Problem requirements:
Restate word for word the line containing "Parse this screenshot: output" and every following line in the material below, up to and including the last one.

Data to examine:
/---

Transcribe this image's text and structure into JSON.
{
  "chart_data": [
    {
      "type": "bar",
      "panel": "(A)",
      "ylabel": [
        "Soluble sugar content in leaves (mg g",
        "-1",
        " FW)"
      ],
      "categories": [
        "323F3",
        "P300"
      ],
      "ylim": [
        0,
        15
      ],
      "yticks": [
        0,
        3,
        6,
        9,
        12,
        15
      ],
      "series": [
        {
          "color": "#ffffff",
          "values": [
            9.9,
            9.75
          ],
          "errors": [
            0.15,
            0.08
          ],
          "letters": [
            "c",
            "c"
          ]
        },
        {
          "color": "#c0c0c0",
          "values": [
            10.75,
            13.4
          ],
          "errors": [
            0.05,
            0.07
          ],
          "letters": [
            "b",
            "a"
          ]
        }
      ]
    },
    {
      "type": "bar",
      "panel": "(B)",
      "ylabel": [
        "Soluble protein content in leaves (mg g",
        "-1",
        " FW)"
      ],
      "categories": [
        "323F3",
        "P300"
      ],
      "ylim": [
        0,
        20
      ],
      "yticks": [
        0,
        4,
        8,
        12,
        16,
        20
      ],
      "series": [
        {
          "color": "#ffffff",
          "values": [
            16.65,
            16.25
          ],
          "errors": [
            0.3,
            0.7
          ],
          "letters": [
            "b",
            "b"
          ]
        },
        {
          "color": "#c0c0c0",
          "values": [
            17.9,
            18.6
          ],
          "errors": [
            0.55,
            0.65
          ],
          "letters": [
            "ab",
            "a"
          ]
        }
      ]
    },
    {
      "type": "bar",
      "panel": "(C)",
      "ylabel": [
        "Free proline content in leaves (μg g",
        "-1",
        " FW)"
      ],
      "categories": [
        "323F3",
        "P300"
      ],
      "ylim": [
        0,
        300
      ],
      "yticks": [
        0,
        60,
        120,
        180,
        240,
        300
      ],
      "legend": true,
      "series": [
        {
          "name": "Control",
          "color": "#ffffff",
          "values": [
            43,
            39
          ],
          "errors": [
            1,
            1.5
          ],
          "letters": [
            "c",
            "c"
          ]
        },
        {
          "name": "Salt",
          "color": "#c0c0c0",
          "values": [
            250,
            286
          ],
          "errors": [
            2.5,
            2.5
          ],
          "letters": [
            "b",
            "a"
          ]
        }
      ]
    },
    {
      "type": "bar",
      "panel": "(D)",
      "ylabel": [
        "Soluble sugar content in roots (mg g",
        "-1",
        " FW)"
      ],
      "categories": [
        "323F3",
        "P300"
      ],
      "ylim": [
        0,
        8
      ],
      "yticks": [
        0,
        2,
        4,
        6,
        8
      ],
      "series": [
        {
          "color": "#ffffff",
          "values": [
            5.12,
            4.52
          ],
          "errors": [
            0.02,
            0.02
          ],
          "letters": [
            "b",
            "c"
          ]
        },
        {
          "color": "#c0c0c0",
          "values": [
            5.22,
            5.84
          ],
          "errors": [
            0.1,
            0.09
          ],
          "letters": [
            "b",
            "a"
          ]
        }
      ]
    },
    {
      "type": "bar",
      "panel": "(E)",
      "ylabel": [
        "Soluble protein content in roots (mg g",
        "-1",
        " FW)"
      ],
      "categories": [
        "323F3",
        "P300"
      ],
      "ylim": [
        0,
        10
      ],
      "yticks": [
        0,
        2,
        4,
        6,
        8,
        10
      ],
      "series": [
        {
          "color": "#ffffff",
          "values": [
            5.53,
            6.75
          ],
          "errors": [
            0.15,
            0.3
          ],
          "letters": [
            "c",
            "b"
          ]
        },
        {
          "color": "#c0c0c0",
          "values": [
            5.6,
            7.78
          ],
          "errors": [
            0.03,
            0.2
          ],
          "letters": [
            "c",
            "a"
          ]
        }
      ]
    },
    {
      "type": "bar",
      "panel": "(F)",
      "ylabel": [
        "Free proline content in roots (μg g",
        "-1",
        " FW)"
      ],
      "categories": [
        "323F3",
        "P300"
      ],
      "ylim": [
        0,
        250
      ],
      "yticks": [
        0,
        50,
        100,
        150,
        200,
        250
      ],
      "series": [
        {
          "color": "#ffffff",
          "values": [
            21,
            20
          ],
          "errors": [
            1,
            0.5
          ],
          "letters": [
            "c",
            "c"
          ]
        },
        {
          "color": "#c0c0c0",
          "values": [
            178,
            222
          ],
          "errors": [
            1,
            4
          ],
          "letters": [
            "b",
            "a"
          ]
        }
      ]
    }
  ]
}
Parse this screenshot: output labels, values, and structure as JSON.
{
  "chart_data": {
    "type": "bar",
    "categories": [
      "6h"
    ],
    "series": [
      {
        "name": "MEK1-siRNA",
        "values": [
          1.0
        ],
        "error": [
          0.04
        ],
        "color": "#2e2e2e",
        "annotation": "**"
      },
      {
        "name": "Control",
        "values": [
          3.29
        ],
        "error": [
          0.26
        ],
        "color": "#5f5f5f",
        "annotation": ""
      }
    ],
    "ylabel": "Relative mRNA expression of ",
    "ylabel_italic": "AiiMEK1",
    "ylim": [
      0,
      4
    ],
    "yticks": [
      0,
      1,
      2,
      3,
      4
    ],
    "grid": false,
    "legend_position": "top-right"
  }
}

\---

Answer to this exercise:
Parse this screenshot: output labels, values, and structure as JSON.
{
  "chart_data": {
    "type": "bar",
    "categories": [
      "6h"
    ],
    "series": [
      {
        "name": "MEK1-siRNA",
        "values": [
          1.0
        ],
        "error": [
          0.04
        ],
        "color": "#2e2e2e",
        "annotation": "**"
      },
      {
        "name": "Control",
        "values": [
          3.29
        ],
        "error": [
          0.26
        ],
        "color": "#5f5f5f",
        "annotation": ""
      }
    ],
    "ylabel": "Relative mRNA expression of ",
    "ylabel_italic": "AiiMEK1",
    "ylim": [
      0,
      4
    ],
    "yticks": [
      0,
      1,
      2,
      3,
      4
    ],
    "grid": false,
    "legend_position": "top-right"
  }
}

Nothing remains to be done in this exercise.